Aim of the exercise:
Extract all lines from the data beneath that include the word "name".
#####
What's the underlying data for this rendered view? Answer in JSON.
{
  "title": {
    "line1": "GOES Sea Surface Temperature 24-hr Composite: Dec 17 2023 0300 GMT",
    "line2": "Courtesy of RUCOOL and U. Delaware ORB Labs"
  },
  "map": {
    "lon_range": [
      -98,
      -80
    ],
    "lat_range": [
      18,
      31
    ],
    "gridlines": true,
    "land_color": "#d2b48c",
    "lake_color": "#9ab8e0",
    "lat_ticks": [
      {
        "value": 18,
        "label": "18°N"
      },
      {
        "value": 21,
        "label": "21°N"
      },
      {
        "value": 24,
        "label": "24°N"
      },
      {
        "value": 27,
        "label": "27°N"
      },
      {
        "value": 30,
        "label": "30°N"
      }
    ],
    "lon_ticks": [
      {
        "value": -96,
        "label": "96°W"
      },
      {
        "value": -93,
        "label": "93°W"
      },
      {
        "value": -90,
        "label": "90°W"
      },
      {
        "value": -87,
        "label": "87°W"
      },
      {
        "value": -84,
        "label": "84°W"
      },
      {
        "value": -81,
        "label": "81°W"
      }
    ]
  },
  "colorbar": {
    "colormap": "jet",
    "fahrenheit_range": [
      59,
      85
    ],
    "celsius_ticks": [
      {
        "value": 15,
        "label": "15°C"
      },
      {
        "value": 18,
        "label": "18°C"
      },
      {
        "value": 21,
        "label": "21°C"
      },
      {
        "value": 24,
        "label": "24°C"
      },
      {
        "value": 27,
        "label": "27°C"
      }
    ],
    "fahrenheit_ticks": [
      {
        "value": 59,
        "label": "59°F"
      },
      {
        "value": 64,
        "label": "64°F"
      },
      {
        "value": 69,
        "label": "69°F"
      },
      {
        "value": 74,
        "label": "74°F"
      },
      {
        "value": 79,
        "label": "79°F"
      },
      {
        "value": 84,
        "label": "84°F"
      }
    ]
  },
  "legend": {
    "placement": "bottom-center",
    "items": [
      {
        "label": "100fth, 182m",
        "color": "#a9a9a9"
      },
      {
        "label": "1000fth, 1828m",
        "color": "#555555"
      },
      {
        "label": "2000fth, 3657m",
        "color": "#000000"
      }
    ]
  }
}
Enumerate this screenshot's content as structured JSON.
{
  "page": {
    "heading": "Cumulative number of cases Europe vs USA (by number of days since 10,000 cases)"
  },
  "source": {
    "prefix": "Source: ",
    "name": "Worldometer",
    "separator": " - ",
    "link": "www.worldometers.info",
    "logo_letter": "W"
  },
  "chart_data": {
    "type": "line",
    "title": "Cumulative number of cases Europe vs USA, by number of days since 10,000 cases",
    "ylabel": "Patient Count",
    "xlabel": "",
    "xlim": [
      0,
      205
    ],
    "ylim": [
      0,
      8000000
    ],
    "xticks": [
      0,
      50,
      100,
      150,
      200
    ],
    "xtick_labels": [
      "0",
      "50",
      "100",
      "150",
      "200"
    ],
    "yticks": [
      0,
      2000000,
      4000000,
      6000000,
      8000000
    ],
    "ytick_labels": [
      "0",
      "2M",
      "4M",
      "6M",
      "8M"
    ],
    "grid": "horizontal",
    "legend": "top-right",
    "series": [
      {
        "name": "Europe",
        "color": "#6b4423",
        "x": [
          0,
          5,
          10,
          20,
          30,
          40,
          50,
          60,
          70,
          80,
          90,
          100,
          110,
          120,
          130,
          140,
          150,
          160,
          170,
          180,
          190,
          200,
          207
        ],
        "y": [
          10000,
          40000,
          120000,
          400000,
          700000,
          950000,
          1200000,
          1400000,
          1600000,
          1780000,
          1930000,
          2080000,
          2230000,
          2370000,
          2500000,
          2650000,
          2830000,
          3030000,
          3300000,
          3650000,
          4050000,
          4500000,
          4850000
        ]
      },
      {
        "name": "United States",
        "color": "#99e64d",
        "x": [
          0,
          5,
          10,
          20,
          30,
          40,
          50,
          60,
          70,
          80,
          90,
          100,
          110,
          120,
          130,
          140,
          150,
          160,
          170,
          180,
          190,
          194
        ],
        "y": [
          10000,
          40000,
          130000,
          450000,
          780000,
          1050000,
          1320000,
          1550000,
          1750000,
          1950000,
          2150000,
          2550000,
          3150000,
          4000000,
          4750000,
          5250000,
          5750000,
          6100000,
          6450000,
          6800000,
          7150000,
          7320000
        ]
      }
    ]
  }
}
#####
Reply to the exercise:
    "name": "Worldometer",
        "name": "Europe",
        "name": "United States",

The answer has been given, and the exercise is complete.